● **Work to complete**: Output an exact reproduction of the data.
════════════════════
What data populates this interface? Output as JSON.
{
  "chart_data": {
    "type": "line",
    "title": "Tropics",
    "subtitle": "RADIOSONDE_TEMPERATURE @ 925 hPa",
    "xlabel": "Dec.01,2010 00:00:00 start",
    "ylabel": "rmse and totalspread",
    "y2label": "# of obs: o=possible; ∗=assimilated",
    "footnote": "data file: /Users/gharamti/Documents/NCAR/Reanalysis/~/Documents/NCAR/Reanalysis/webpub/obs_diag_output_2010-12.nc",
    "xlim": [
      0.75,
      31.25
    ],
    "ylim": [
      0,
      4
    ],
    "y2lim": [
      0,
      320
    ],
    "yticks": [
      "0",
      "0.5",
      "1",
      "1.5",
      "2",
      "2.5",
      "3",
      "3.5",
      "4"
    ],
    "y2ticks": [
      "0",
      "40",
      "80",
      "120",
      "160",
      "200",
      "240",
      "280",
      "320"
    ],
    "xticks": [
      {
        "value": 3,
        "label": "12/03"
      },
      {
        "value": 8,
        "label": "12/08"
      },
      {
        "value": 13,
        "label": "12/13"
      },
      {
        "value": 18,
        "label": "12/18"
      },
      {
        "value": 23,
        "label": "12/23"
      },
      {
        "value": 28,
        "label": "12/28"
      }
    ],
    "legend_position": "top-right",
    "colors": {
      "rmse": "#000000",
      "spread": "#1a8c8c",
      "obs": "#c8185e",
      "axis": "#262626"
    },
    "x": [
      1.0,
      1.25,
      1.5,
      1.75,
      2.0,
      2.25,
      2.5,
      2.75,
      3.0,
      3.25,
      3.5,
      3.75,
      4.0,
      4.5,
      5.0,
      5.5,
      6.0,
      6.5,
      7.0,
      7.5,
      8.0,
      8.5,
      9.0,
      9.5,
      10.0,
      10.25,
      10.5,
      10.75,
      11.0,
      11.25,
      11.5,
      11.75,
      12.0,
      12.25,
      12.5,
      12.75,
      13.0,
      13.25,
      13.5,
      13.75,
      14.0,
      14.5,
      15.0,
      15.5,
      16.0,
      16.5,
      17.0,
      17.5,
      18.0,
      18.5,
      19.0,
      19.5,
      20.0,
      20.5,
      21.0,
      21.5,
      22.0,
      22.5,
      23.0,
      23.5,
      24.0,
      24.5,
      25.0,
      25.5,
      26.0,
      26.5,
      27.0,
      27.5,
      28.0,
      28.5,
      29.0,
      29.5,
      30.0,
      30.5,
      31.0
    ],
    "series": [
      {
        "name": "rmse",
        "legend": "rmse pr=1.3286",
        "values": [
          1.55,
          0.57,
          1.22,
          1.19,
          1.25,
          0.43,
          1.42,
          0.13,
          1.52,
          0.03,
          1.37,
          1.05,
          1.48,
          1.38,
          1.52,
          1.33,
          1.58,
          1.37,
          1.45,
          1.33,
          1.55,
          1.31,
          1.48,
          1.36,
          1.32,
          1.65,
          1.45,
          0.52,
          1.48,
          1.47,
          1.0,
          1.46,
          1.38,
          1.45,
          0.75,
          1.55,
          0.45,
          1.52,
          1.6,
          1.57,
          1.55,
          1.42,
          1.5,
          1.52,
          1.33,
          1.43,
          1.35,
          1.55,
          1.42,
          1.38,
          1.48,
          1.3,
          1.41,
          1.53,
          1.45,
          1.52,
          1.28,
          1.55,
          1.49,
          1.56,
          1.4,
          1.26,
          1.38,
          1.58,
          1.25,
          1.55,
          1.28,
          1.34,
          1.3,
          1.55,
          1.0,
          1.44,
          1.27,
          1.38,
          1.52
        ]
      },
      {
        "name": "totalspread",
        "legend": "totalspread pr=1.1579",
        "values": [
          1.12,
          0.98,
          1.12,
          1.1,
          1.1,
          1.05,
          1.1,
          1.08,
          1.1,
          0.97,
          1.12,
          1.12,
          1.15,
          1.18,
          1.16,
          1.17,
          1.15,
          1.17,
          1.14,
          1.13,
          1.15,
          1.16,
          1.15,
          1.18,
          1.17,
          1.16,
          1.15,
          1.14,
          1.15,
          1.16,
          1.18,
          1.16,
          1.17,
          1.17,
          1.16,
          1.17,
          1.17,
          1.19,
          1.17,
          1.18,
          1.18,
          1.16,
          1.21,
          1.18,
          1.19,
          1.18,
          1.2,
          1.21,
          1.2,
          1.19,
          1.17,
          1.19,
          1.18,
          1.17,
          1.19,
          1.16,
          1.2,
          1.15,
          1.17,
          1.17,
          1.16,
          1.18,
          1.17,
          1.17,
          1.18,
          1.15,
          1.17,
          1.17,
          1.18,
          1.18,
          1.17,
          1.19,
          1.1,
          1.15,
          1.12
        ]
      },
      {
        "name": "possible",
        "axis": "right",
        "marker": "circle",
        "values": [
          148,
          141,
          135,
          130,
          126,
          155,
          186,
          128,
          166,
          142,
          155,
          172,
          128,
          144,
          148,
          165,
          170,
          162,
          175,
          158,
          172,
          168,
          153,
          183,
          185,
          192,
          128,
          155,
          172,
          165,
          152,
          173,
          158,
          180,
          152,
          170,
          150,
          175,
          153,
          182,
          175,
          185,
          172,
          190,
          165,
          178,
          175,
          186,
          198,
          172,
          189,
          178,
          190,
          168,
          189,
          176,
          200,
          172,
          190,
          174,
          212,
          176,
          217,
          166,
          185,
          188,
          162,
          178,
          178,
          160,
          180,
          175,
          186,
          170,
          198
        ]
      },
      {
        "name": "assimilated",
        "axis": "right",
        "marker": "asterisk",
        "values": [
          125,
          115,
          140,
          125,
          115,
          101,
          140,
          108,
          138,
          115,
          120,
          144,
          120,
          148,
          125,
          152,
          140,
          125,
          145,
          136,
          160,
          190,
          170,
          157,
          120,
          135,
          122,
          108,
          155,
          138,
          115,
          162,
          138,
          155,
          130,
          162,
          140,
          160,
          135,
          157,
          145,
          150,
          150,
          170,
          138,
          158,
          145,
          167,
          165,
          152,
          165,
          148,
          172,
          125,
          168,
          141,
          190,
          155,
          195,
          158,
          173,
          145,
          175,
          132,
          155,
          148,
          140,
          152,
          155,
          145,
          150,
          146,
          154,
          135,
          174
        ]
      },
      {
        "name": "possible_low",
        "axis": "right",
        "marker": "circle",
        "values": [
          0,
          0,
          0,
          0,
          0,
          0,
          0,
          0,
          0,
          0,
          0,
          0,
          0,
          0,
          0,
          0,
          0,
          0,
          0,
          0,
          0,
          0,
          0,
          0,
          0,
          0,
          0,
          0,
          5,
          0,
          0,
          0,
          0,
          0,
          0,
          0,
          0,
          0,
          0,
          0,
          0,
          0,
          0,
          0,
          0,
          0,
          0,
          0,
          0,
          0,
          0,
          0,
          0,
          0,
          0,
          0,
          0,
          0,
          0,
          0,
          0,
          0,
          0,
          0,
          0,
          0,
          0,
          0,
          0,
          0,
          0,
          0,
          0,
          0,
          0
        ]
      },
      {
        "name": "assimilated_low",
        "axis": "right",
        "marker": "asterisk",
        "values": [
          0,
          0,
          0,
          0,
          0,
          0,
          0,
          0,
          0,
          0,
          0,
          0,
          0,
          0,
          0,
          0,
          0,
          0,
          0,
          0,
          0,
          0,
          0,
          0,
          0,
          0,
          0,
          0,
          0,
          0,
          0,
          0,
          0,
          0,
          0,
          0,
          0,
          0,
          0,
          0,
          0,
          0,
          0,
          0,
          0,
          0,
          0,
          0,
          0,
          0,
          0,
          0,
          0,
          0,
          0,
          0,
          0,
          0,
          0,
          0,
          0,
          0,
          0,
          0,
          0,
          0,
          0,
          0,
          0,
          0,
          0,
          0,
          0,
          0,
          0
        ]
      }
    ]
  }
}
════════════════════
● **Result of this exercise**:
What data populates this interface? Output as JSON.
{
  "chart_data": {
    "type": "line",
    "title": "Tropics",
    "subtitle": "RADIOSONDE_TEMPERATURE @ 925 hPa",
    "xlabel": "Dec.01,2010 00:00:00 start",
    "ylabel": "rmse and totalspread",
    "y2label": "# of obs: o=possible; ∗=assimilated",
    "footnote": "data file: /Users/gharamti/Documents/NCAR/Reanalysis/~/Documents/NCAR/Reanalysis/webpub/obs_diag_output_2010-12.nc",
    "xlim": [
      0.75,
      31.25
    ],
    "ylim": [
      0,
      4
    ],
    "y2lim": [
      0,
      320
    ],
    "yticks": [
      "0",
      "0.5",
      "1",
      "1.5",
      "2",
      "2.5",
      "3",
      "3.5",
      "4"
    ],
    "y2ticks": [
      "0",
      "40",
      "80",
      "120",
      "160",
      "200",
      "240",
      "280",
      "320"
    ],
    "xticks": [
      {
        "value": 3,
        "label": "12/03"
      },
      {
        "value": 8,
        "label": "12/08"
      },
      {
        "value": 13,
        "label": "12/13"
      },
      {
        "value": 18,
        "label": "12/18"
      },
      {
        "value": 23,
        "label": "12/23"
      },
      {
        "value": 28,
        "label": "12/28"
      }
    ],
    "legend_position": "top-right",
    "colors": {
      "rmse": "#000000",
      "spread": "#1a8c8c",
      "obs": "#c8185e",
      "axis": "#262626"
    },
    "x": [
      1.0,
      1.25,
      1.5,
      1.75,
      2.0,
      2.25,
      2.5,
      2.75,
      3.0,
      3.25,
      3.5,
      3.75,
      4.0,
      4.5,
      5.0,
      5.5,
      6.0,
      6.5,
      7.0,
      7.5,
      8.0,
      8.5,
      9.0,
      9.5,
      10.0,
      10.25,
      10.5,
      10.75,
      11.0,
      11.25,
      11.5,
      11.75,
      12.0,
      12.25,
      12.5,
      12.75,
      13.0,
      13.25,
      13.5,
      13.75,
      14.0,
      14.5,
      15.0,
      15.5,
      16.0,
      16.5,
      17.0,
      17.5,
      18.0,
      18.5,
      19.0,
      19.5,
      20.0,
      20.5,
      21.0,
      21.5,
      22.0,
      22.5,
      23.0,
      23.5,
      24.0,
      24.5,
      25.0,
      25.5,
      26.0,
      26.5,
      27.0,
      27.5,
      28.0,
      28.5,
      29.0,
      29.5,
      30.0,
      30.5,
      31.0
    ],
    "series": [
      {
        "name": "rmse",
        "legend": "rmse pr=1.3286",
        "values": [
          1.55,
          0.57,
          1.22,
          1.19,
          1.25,
          0.43,
          1.42,
          0.13,
          1.52,
          0.03,
          1.37,
          1.05,
          1.48,
          1.38,
          1.52,
          1.33,
          1.58,
          1.37,
          1.45,
          1.33,
          1.55,
          1.31,
          1.48,
          1.36,
          1.32,
          1.65,
          1.45,
          0.52,
          1.48,
          1.47,
          1.0,
          1.46,
          1.38,
          1.45,
          0.75,
          1.55,
          0.45,
          1.52,
          1.6,
          1.57,
          1.55,
          1.42,
          1.5,
          1.52,
          1.33,
          1.43,
          1.35,
          1.55,
          1.42,
          1.38,
          1.48,
          1.3,
          1.41,
          1.53,
          1.45,
          1.52,
          1.28,
          1.55,
          1.49,
          1.56,
          1.4,
          1.26,
          1.38,
          1.58,
          1.25,
          1.55,
          1.28,
          1.34,
          1.3,
          1.55,
          1.0,
          1.44,
          1.27,
          1.38,
          1.52
        ]
      },
      {
        "name": "totalspread",
        "legend": "totalspread pr=1.1579",
        "values": [
          1.12,
          0.98,
          1.12,
          1.1,
          1.1,
          1.05,
          1.1,
          1.08,
          1.1,
          0.97,
          1.12,
          1.12,
          1.15,
          1.18,
          1.16,
          1.17,
          1.15,
          1.17,
          1.14,
          1.13,
          1.15,
          1.16,
          1.15,
          1.18,
          1.17,
          1.16,
          1.15,
          1.14,
          1.15,
          1.16,
          1.18,
          1.16,
          1.17,
          1.17,
          1.16,
          1.17,
          1.17,
          1.19,
          1.17,
          1.18,
          1.18,
          1.16,
          1.21,
          1.18,
          1.19,
          1.18,
          1.2,
          1.21,
          1.2,
          1.19,
          1.17,
          1.19,
          1.18,
          1.17,
          1.19,
          1.16,
          1.2,
          1.15,
          1.17,
          1.17,
          1.16,
          1.18,
          1.17,
          1.17,
          1.18,
          1.15,
          1.17,
          1.17,
          1.18,
          1.18,
          1.17,
          1.19,
          1.1,
          1.15,
          1.12
        ]
      },
      {
        "name": "possible",
        "axis": "right",
        "marker": "circle",
        "values": [
          148,
          141,
          135,
          130,
          126,
          155,
          186,
          128,
          166,
          142,
          155,
          172,
          128,
          144,
          148,
          165,
          170,
          162,
          175,
          158,
          172,
          168,
          153,
          183,
          185,
          192,
          128,
          155,
          172,
          165,
          152,
          173,
          158,
          180,
          152,
          170,
          150,
          175,
          153,
          182,
          175,
          185,
          172,
          190,
          165,
          178,
          175,
          186,
          198,
          172,
          189,
          178,
          190,
          168,
          189,
          176,
          200,
          172,
          190,
          174,
          212,
          176,
          217,
          166,
          185,
          188,
          162,
          178,
          178,
          160,
          180,
          175,
          186,
          170,
          198
        ]
      },
      {
        "name": "assimilated",
        "axis": "right",
        "marker": "asterisk",
        "values": [
          125,
          115,
          140,
          125,
          115,
          101,
          140,
          108,
          138,
          115,
          120,
          144,
          120,
          148,
          125,
          152,
          140,
          125,
          145,
          136,
          160,
          190,
          170,
          157,
          120,
          135,
          122,
          108,
          155,
          138,
          115,
          162,
          138,
          155,
          130,
          162,
          140,
          160,
          135,
          157,
          145,
          150,
          150,
          170,
          138,
          158,
          145,
          167,
          165,
          152,
          165,
          148,
          172,
          125,
          168,
          141,
          190,
          155,
          195,
          158,
          173,
          145,
          175,
          132,
          155,
          148,
          140,
          152,
          155,
          145,
          150,
          146,
          154,
          135,
          174
        ]
      },
      {
        "name": "possible_low",
        "axis": "right",
        "marker": "circle",
        "values": [
          0,
          0,
          0,
          0,
          0,
          0,
          0,
          0,
          0,
          0,
          0,
          0,
          0,
          0,
          0,
          0,
          0,
          0,
          0,
          0,
          0,
          0,
          0,
          0,
          0,
          0,
          0,
          0,
          5,
          0,
          0,
          0,
          0,
          0,
          0,
          0,
          0,
          0,
          0,
          0,
          0,
          0,
          0,
          0,
          0,
          0,
          0,
          0,
          0,
          0,
          0,
          0,
          0,
          0,
          0,
          0,
          0,
          0,
          0,
          0,
          0,
          0,
          0,
          0,
          0,
          0,
          0,
          0,
          0,
          0,
          0,
          0,
          0,
          0,
          0
        ]
      },
      {
        "name": "assimilated_low",
        "axis": "right",
        "marker": "asterisk",
        "values": [
          0,
          0,
          0,
          0,
          0,
          0,
          0,
          0,
          0,
          0,
          0,
          0,
          0,
          0,
          0,
          0,
          0,
          0,
          0,
          0,
          0,
          0,
          0,
          0,
          0,
          0,
          0,
          0,
          0,
          0,
          0,
          0,
          0,
          0,
          0,
          0,
          0,
          0,
          0,
          0,
          0,
          0,
          0,
          0,
          0,
          0,
          0,
          0,
          0,
          0,
          0,
          0,
          0,
          0,
          0,
          0,
          0,
          0,
          0,
          0,
          0,
          0,
          0,
          0,
          0,
          0,
          0,
          0,
          0,
          0,
          0,
          0,
          0,
          0,
          0
        ]
      }
    ]
  }
}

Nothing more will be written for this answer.